● **EXERCISE DETAILS**
Would you return the complete listing below word for word?

Data excerpts:
********************

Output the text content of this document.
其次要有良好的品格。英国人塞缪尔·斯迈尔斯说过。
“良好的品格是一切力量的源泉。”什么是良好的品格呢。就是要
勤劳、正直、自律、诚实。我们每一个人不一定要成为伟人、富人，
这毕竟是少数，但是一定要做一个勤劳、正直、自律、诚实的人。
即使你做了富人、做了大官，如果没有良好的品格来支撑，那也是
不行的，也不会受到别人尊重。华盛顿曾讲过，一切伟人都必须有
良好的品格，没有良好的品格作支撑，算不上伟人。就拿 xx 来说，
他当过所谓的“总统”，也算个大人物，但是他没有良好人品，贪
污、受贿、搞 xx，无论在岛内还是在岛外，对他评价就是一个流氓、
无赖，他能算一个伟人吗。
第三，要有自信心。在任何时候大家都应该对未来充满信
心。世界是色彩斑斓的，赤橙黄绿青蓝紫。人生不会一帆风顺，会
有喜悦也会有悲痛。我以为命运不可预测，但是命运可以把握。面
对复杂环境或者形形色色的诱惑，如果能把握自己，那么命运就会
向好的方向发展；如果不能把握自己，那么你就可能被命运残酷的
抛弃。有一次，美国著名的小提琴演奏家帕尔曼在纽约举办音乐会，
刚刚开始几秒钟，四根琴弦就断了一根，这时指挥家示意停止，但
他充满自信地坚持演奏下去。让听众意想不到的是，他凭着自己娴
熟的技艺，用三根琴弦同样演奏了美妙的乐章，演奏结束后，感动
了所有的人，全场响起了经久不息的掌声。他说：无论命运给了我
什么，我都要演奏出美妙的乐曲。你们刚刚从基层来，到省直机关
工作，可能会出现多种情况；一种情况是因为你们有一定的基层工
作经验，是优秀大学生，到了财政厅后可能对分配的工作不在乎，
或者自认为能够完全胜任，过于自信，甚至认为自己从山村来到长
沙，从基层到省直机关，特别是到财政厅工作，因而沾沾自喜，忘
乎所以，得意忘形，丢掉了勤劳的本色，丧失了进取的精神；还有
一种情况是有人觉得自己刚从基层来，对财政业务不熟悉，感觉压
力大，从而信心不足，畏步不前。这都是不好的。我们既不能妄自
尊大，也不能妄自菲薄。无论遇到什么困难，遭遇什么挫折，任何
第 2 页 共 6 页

********************

● **REPLY**
Output the text content of this document.
其次要有良好的品格。英国人塞缪尔·斯迈尔斯说过。
“良好的品格是一切力量的源泉。”什么是良好的品格呢。就是要
勤劳、正直、自律、诚实。我们每一个人不一定要成为伟人、富人，
这毕竟是少数，但是一定要做一个勤劳、正直、自律、诚实的人。
即使你做了富人、做了大官，如果没有良好的品格来支撑，那也是
不行的，也不会受到别人尊重。华盛顿曾讲过，一切伟人都必须有
良好的品格，没有良好的品格作支撑，算不上伟人。就拿 xx 来说，
他当过所谓的“总统”，也算个大人物，但是他没有良好人品，贪
污、受贿、搞 xx，无论在岛内还是在岛外，对他评价就是一个流氓、
无赖，他能算一个伟人吗。
第三，要有自信心。在任何时候大家都应该对未来充满信
心。世界是色彩斑斓的，赤橙黄绿青蓝紫。人生不会一帆风顺，会
有喜悦也会有悲痛。我以为命运不可预测，但是命运可以把握。面
对复杂环境或者形形色色的诱惑，如果能把握自己，那么命运就会
向好的方向发展；如果不能把握自己，那么你就可能被命运残酷的
抛弃。有一次，美国著名的小提琴演奏家帕尔曼在纽约举办音乐会，
刚刚开始几秒钟，四根琴弦就断了一根，这时指挥家示意停止，但
他充满自信地坚持演奏下去。让听众意想不到的是，他凭着自己娴
熟的技艺，用三根琴弦同样演奏了美妙的乐章，演奏结束后，感动
了所有的人，全场响起了经久不息的掌声。他说：无论命运给了我
什么，我都要演奏出美妙的乐曲。你们刚刚从基层来，到省直机关
工作，可能会出现多种情况；一种情况是因为你们有一定的基层工
作经验，是优秀大学生，到了财政厅后可能对分配的工作不在乎，
或者自认为能够完全胜任，过于自信，甚至认为自己从山村来到长
沙，从基层到省直机关，特别是到财政厅工作，因而沾沾自喜，忘
乎所以，得意忘形，丢掉了勤劳的本色，丧失了进取的精神；还有
一种情况是有人觉得自己刚从基层来，对财政业务不熟悉，感觉压
力大，从而信心不足，畏步不前。这都是不好的。我们既不能妄自
尊大，也不能妄自菲薄。无论遇到什么困难，遭遇什么挫折，任何
第 2 页 共 6 页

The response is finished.